Dataset rows about figures
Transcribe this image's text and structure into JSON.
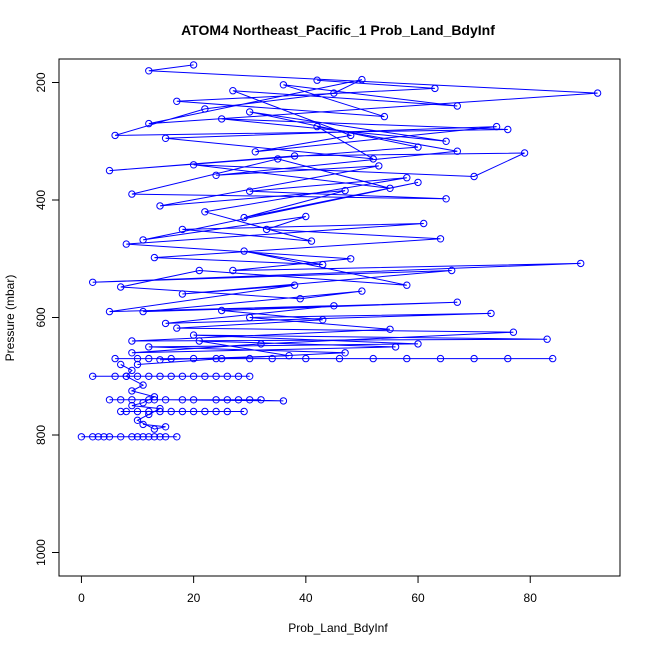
{
  "chart_data": {
    "type": "line",
    "title": "ATOM4 Northeast_Pacific_1 Prob_Land_BdyInf",
    "xlabel": "Prob_Land_BdyInf",
    "ylabel": "Pressure (mbar)",
    "xlim": [
      -4,
      96
    ],
    "ylim": [
      1040,
      160
    ],
    "y_reversed": true,
    "x_ticks": [
      0,
      20,
      40,
      60,
      80
    ],
    "y_ticks": [
      200,
      400,
      600,
      800,
      1000
    ],
    "grid": false,
    "legend": "none",
    "color": "#0000ff",
    "marker": "open-circle",
    "series": [
      {
        "values": [
          [
            20,
            170
          ],
          [
            12,
            180
          ],
          [
            92,
            218
          ],
          [
            12,
            270
          ],
          [
            50,
            195
          ],
          [
            45,
            218
          ],
          [
            22,
            245
          ],
          [
            6,
            290
          ],
          [
            76,
            280
          ],
          [
            25,
            262
          ],
          [
            65,
            300
          ],
          [
            30,
            250
          ],
          [
            60,
            310
          ],
          [
            5,
            350
          ],
          [
            38,
            325
          ],
          [
            79,
            320
          ],
          [
            70,
            360
          ],
          [
            20,
            340
          ],
          [
            55,
            380
          ],
          [
            35,
            330
          ],
          [
            9,
            390
          ],
          [
            65,
            398
          ],
          [
            30,
            385
          ],
          [
            58,
            362
          ],
          [
            22,
            420
          ],
          [
            41,
            470
          ],
          [
            18,
            450
          ],
          [
            61,
            440
          ],
          [
            8,
            475
          ],
          [
            48,
            500
          ],
          [
            27,
            520
          ],
          [
            89,
            508
          ],
          [
            2,
            540
          ],
          [
            66,
            520
          ],
          [
            18,
            560
          ],
          [
            38,
            545
          ],
          [
            5,
            590
          ],
          [
            45,
            580
          ],
          [
            15,
            610
          ],
          [
            73,
            593
          ],
          [
            30,
            600
          ],
          [
            55,
            620
          ],
          [
            9,
            640
          ],
          [
            83,
            637
          ],
          [
            20,
            630
          ],
          [
            60,
            645
          ],
          [
            12,
            650
          ],
          [
            47,
            660
          ],
          [
            25,
            670
          ],
          [
            10,
            680
          ]
        ]
      },
      {
        "values": [
          [
            42,
            196
          ],
          [
            63,
            210
          ],
          [
            17,
            232
          ],
          [
            54,
            258
          ],
          [
            36,
            204
          ],
          [
            67,
            240
          ],
          [
            27,
            214
          ],
          [
            48,
            290
          ],
          [
            31,
            318
          ],
          [
            74,
            275
          ],
          [
            15,
            295
          ],
          [
            52,
            330
          ],
          [
            42,
            275
          ],
          [
            67,
            317
          ],
          [
            24,
            358
          ],
          [
            53,
            342
          ],
          [
            14,
            410
          ],
          [
            47,
            384
          ],
          [
            29,
            430
          ],
          [
            60,
            370
          ],
          [
            11,
            468
          ],
          [
            40,
            428
          ],
          [
            33,
            450
          ],
          [
            64,
            466
          ],
          [
            13,
            498
          ],
          [
            43,
            510
          ],
          [
            29,
            487
          ],
          [
            58,
            545
          ],
          [
            21,
            520
          ],
          [
            7,
            548
          ],
          [
            39,
            568
          ],
          [
            50,
            555
          ],
          [
            11,
            590
          ],
          [
            67,
            574
          ],
          [
            25,
            588
          ],
          [
            43,
            604
          ],
          [
            17,
            618
          ],
          [
            77,
            625
          ],
          [
            32,
            645
          ],
          [
            9,
            660
          ],
          [
            56,
            650
          ],
          [
            21,
            640
          ],
          [
            37,
            665
          ],
          [
            14,
            672
          ]
        ]
      },
      {
        "values": [
          [
            2,
            700
          ],
          [
            10,
            700
          ],
          [
            16,
            700
          ],
          [
            22,
            700
          ],
          [
            26,
            700
          ],
          [
            30,
            700
          ],
          [
            8,
            700
          ],
          [
            14,
            700
          ],
          [
            20,
            700
          ],
          [
            24,
            700
          ],
          [
            12,
            700
          ],
          [
            18,
            700
          ],
          [
            6,
            700
          ],
          [
            28,
            700
          ]
        ]
      },
      {
        "values": [
          [
            5,
            740
          ],
          [
            12,
            740
          ],
          [
            20,
            740
          ],
          [
            28,
            740
          ],
          [
            36,
            742
          ],
          [
            15,
            740
          ],
          [
            9,
            740
          ],
          [
            24,
            740
          ],
          [
            32,
            740
          ],
          [
            18,
            740
          ],
          [
            7,
            740
          ],
          [
            26,
            740
          ],
          [
            30,
            740
          ],
          [
            13,
            740
          ]
        ]
      },
      {
        "values": [
          [
            7,
            760
          ],
          [
            12,
            760
          ],
          [
            18,
            760
          ],
          [
            24,
            760
          ],
          [
            29,
            760
          ],
          [
            10,
            760
          ],
          [
            16,
            760
          ],
          [
            22,
            760
          ],
          [
            26,
            760
          ],
          [
            14,
            760
          ],
          [
            20,
            760
          ],
          [
            8,
            760
          ]
        ]
      },
      {
        "values": [
          [
            0,
            803
          ],
          [
            2,
            803
          ],
          [
            4,
            803
          ],
          [
            7,
            803
          ],
          [
            9,
            803
          ],
          [
            11,
            803
          ],
          [
            13,
            803
          ],
          [
            15,
            803
          ],
          [
            17,
            803
          ],
          [
            10,
            803
          ],
          [
            14,
            803
          ],
          [
            5,
            803
          ],
          [
            12,
            803
          ],
          [
            3,
            803
          ]
        ]
      },
      {
        "values": [
          [
            6,
            670
          ],
          [
            12,
            670
          ],
          [
            20,
            670
          ],
          [
            30,
            670
          ],
          [
            40,
            670
          ],
          [
            52,
            670
          ],
          [
            58,
            670
          ],
          [
            64,
            670
          ],
          [
            70,
            670
          ],
          [
            76,
            670
          ],
          [
            84,
            670
          ],
          [
            46,
            670
          ],
          [
            34,
            670
          ],
          [
            24,
            670
          ],
          [
            16,
            670
          ],
          [
            10,
            670
          ]
        ]
      },
      {
        "values": [
          [
            7,
            680
          ],
          [
            9,
            690
          ],
          [
            8,
            700
          ],
          [
            11,
            715
          ],
          [
            9,
            725
          ],
          [
            13,
            735
          ],
          [
            11,
            745
          ],
          [
            9,
            750
          ],
          [
            14,
            755
          ],
          [
            12,
            765
          ],
          [
            10,
            775
          ],
          [
            13,
            790
          ],
          [
            15,
            786
          ],
          [
            11,
            782
          ]
        ]
      }
    ]
  }
}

• OBJECTIVE
Except for the pictures, copy the material above exactly.

• EXERCISE OUTPUT
Transcribe this image's text and structure into JSON.
{
  "chart_data": {
    "type": "line",
    "title": "ATOM4 Northeast_Pacific_1 Prob_Land_BdyInf",
    "xlabel": "Prob_Land_BdyInf",
    "ylabel": "Pressure (mbar)",
    "xlim": [
      -4,
      96
    ],
    "ylim": [
      1040,
      160
    ],
    "y_reversed": true,
    "x_ticks": [
      0,
      20,
      40,
      60,
      80
    ],
    "y_ticks": [
      200,
      400,
      600,
      800,
      1000
    ],
    "grid": false,
    "legend": "none",
    "color": "#0000ff",
    "marker": "open-circle",
    "series": [
      {
        "values": [
          [
            20,
            170
          ],
          [
            12,
            180
          ],
          [
            92,
            218
          ],
          [
            12,
            270
          ],
          [
            50,
            195
          ],
          [
            45,
            218
          ],
          [
            22,
            245
          ],
          [
            6,
            290
          ],
          [
            76,
            280
          ],
          [
            25,
            262
          ],
          [
            65,
            300
          ],
          [
            30,
            250
          ],
          [
            60,
            310
          ],
          [
            5,
            350
          ],
          [
            38,
            325
          ],
          [
            79,
            320
          ],
          [
            70,
            360
          ],
          [
            20,
            340
          ],
          [
            55,
            380
          ],
          [
            35,
            330
          ],
          [
            9,
            390
          ],
          [
            65,
            398
          ],
          [
            30,
            385
          ],
          [
            58,
            362
          ],
          [
            22,
            420
          ],
          [
            41,
            470
          ],
          [
            18,
            450
          ],
          [
            61,
            440
          ],
          [
            8,
            475
          ],
          [
            48,
            500
          ],
          [
            27,
            520
          ],
          [
            89,
            508
          ],
          [
            2,
            540
          ],
          [
            66,
            520
          ],
          [
            18,
            560
          ],
          [
            38,
            545
          ],
          [
            5,
            590
          ],
          [
            45,
            580
          ],
          [
            15,
            610
          ],
          [
            73,
            593
          ],
          [
            30,
            600
          ],
          [
            55,
            620
          ],
          [
            9,
            640
          ],
          [
            83,
            637
          ],
          [
            20,
            630
          ],
          [
            60,
            645
          ],
          [
            12,
            650
          ],
          [
            47,
            660
          ],
          [
            25,
            670
          ],
          [
            10,
            680
          ]
        ]
      },
      {
        "values": [
          [
            42,
            196
          ],
          [
            63,
            210
          ],
          [
            17,
            232
          ],
          [
            54,
            258
          ],
          [
            36,
            204
          ],
          [
            67,
            240
          ],
          [
            27,
            214
          ],
          [
            48,
            290
          ],
          [
            31,
            318
          ],
          [
            74,
            275
          ],
          [
            15,
            295
          ],
          [
            52,
            330
          ],
          [
            42,
            275
          ],
          [
            67,
            317
          ],
          [
            24,
            358
          ],
          [
            53,
            342
          ],
          [
            14,
            410
          ],
          [
            47,
            384
          ],
          [
            29,
            430
          ],
          [
            60,
            370
          ],
          [
            11,
            468
          ],
          [
            40,
            428
          ],
          [
            33,
            450
          ],
          [
            64,
            466
          ],
          [
            13,
            498
          ],
          [
            43,
            510
          ],
          [
            29,
            487
          ],
          [
            58,
            545
          ],
          [
            21,
            520
          ],
          [
            7,
            548
          ],
          [
            39,
            568
          ],
          [
            50,
            555
          ],
          [
            11,
            590
          ],
          [
            67,
            574
          ],
          [
            25,
            588
          ],
          [
            43,
            604
          ],
          [
            17,
            618
          ],
          [
            77,
            625
          ],
          [
            32,
            645
          ],
          [
            9,
            660
          ],
          [
            56,
            650
          ],
          [
            21,
            640
          ],
          [
            37,
            665
          ],
          [
            14,
            672
          ]
        ]
      },
      {
        "values": [
          [
            2,
            700
          ],
          [
            10,
            700
          ],
          [
            16,
            700
          ],
          [
            22,
            700
          ],
          [
            26,
            700
          ],
          [
            30,
            700
          ],
          [
            8,
            700
          ],
          [
            14,
            700
          ],
          [
            20,
            700
          ],
          [
            24,
            700
          ],
          [
            12,
            700
          ],
          [
            18,
            700
          ],
          [
            6,
            700
          ],
          [
            28,
            700
          ]
        ]
      },
      {
        "values": [
          [
            5,
            740
          ],
          [
            12,
            740
          ],
          [
            20,
            740
          ],
          [
            28,
            740
          ],
          [
            36,
            742
          ],
          [
            15,
            740
          ],
          [
            9,
            740
          ],
          [
            24,
            740
          ],
          [
            32,
            740
          ],
          [
            18,
            740
          ],
          [
            7,
            740
          ],
          [
            26,
            740
          ],
          [
            30,
            740
          ],
          [
            13,
            740
          ]
        ]
      },
      {
        "values": [
          [
            7,
            760
          ],
          [
            12,
            760
          ],
          [
            18,
            760
          ],
          [
            24,
            760
          ],
          [
            29,
            760
          ],
          [
            10,
            760
          ],
          [
            16,
            760
          ],
          [
            22,
            760
          ],
          [
            26,
            760
          ],
          [
            14,
            760
          ],
          [
            20,
            760
          ],
          [
            8,
            760
          ]
        ]
      },
      {
        "values": [
          [
            0,
            803
          ],
          [
            2,
            803
          ],
          [
            4,
            803
          ],
          [
            7,
            803
          ],
          [
            9,
            803
          ],
          [
            11,
            803
          ],
          [
            13,
            803
          ],
          [
            15,
            803
          ],
          [
            17,
            803
          ],
          [
            10,
            803
          ],
          [
            14,
            803
          ],
          [
            5,
            803
          ],
          [
            12,
            803
          ],
          [
            3,
            803
          ]
        ]
      },
      {
        "values": [
          [
            6,
            670
          ],
          [
            12,
            670
          ],
          [
            20,
            670
          ],
          [
            30,
            670
          ],
          [
            40,
            670
          ],
          [
            52,
            670
          ],
          [
            58,
            670
          ],
          [
            64,
            670
          ],
          [
            70,
            670
          ],
          [
            76,
            670
          ],
          [
            84,
            670
          ],
          [
            46,
            670
          ],
          [
            34,
            670
          ],
          [
            24,
            670
          ],
          [
            16,
            670
          ],
          [
            10,
            670
          ]
        ]
      },
      {
        "values": [
          [
            7,
            680
          ],
          [
            9,
            690
          ],
          [
            8,
            700
          ],
          [
            11,
            715
          ],
          [
            9,
            725
          ],
          [
            13,
            735
          ],
          [
            11,
            745
          ],
          [
            9,
            750
          ],
          [
            14,
            755
          ],
          [
            12,
            765
          ],
          [
            10,
            775
          ],
          [
            13,
            790
          ],
          [
            15,
            786
          ],
          [
            11,
            782
          ]
        ]
      }
    ]
  }
}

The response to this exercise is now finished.